> _Items_

☆ ☆ ☆ ☆ ☆ ☆ ☆

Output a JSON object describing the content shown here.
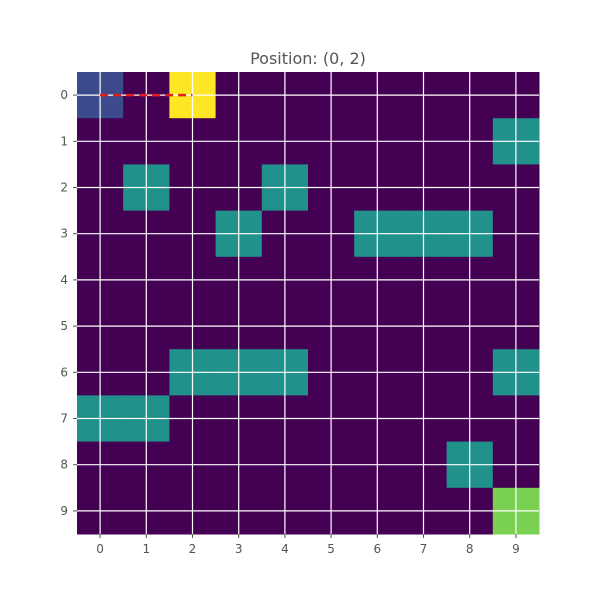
{
  "title": "Position: (0, 2)",
  "grid": {
    "rows": 10,
    "cols": 10,
    "x_ticks": [
      "0",
      "1",
      "2",
      "3",
      "4",
      "5",
      "6",
      "7",
      "8",
      "9"
    ],
    "y_ticks": [
      "0",
      "1",
      "2",
      "3",
      "4",
      "5",
      "6",
      "7",
      "8",
      "9"
    ],
    "gridlines": true,
    "cells": [
      [
        1,
        0,
        3,
        0,
        0,
        0,
        0,
        0,
        0,
        0
      ],
      [
        0,
        0,
        0,
        0,
        0,
        0,
        0,
        0,
        0,
        2
      ],
      [
        0,
        2,
        0,
        0,
        2,
        0,
        0,
        0,
        0,
        0
      ],
      [
        0,
        0,
        0,
        2,
        0,
        0,
        2,
        2,
        2,
        0
      ],
      [
        0,
        0,
        0,
        0,
        0,
        0,
        0,
        0,
        0,
        0
      ],
      [
        0,
        0,
        0,
        0,
        0,
        0,
        0,
        0,
        0,
        0
      ],
      [
        0,
        0,
        2,
        2,
        2,
        0,
        0,
        0,
        0,
        2
      ],
      [
        2,
        2,
        0,
        0,
        0,
        0,
        0,
        0,
        0,
        0
      ],
      [
        0,
        0,
        0,
        0,
        0,
        0,
        0,
        0,
        2,
        0
      ],
      [
        0,
        0,
        0,
        0,
        0,
        0,
        0,
        0,
        0,
        4
      ]
    ],
    "cell_legend": {
      "0": "empty",
      "1": "start",
      "2": "obstacle",
      "3": "agent",
      "4": "goal"
    }
  },
  "path": {
    "points": [
      [
        0,
        0
      ],
      [
        0,
        1
      ],
      [
        0,
        2
      ]
    ],
    "color": "#e11d1d",
    "style": "dashed"
  },
  "colors": {
    "empty": "#440154",
    "start": "#3b4b8c",
    "obstacle": "#21918c",
    "agent": "#fde725",
    "goal": "#7ad151",
    "gridline": "#ffffff",
    "text": "#555555"
  }
}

☆ ☆ ☆ ☆ ☆ ☆ ☆

> _What the task requires_
Quote the records above exactly, leaving out any pictures.

> _Complete output_
Output a JSON object describing the content shown here.
{
  "title": "Position: (0, 2)",
  "grid": {
    "rows": 10,
    "cols": 10,
    "x_ticks": [
      "0",
      "1",
      "2",
      "3",
      "4",
      "5",
      "6",
      "7",
      "8",
      "9"
    ],
    "y_ticks": [
      "0",
      "1",
      "2",
      "3",
      "4",
      "5",
      "6",
      "7",
      "8",
      "9"
    ],
    "gridlines": true,
    "cells": [
      [
        1,
        0,
        3,
        0,
        0,
        0,
        0,
        0,
        0,
        0
      ],
      [
        0,
        0,
        0,
        0,
        0,
        0,
        0,
        0,
        0,
        2
      ],
      [
        0,
        2,
        0,
        0,
        2,
        0,
        0,
        0,
        0,
        0
      ],
      [
        0,
        0,
        0,
        2,
        0,
        0,
        2,
        2,
        2,
        0
      ],
      [
        0,
        0,
        0,
        0,
        0,
        0,
        0,
        0,
        0,
        0
      ],
      [
        0,
        0,
        0,
        0,
        0,
        0,
        0,
        0,
        0,
        0
      ],
      [
        0,
        0,
        2,
        2,
        2,
        0,
        0,
        0,
        0,
        2
      ],
      [
        2,
        2,
        0,
        0,
        0,
        0,
        0,
        0,
        0,
        0
      ],
      [
        0,
        0,
        0,
        0,
        0,
        0,
        0,
        0,
        2,
        0
      ],
      [
        0,
        0,
        0,
        0,
        0,
        0,
        0,
        0,
        0,
        4
      ]
    ],
    "cell_legend": {
      "0": "empty",
      "1": "start",
      "2": "obstacle",
      "3": "agent",
      "4": "goal"
    }
  },
  "path": {
    "points": [
      [
        0,
        0
      ],
      [
        0,
        1
      ],
      [
        0,
        2
      ]
    ],
    "color": "#e11d1d",
    "style": "dashed"
  },
  "colors": {
    "empty": "#440154",
    "start": "#3b4b8c",
    "obstacle": "#21918c",
    "agent": "#fde725",
    "goal": "#7ad151",
    "gridline": "#ffffff",
    "text": "#555555"
  }
}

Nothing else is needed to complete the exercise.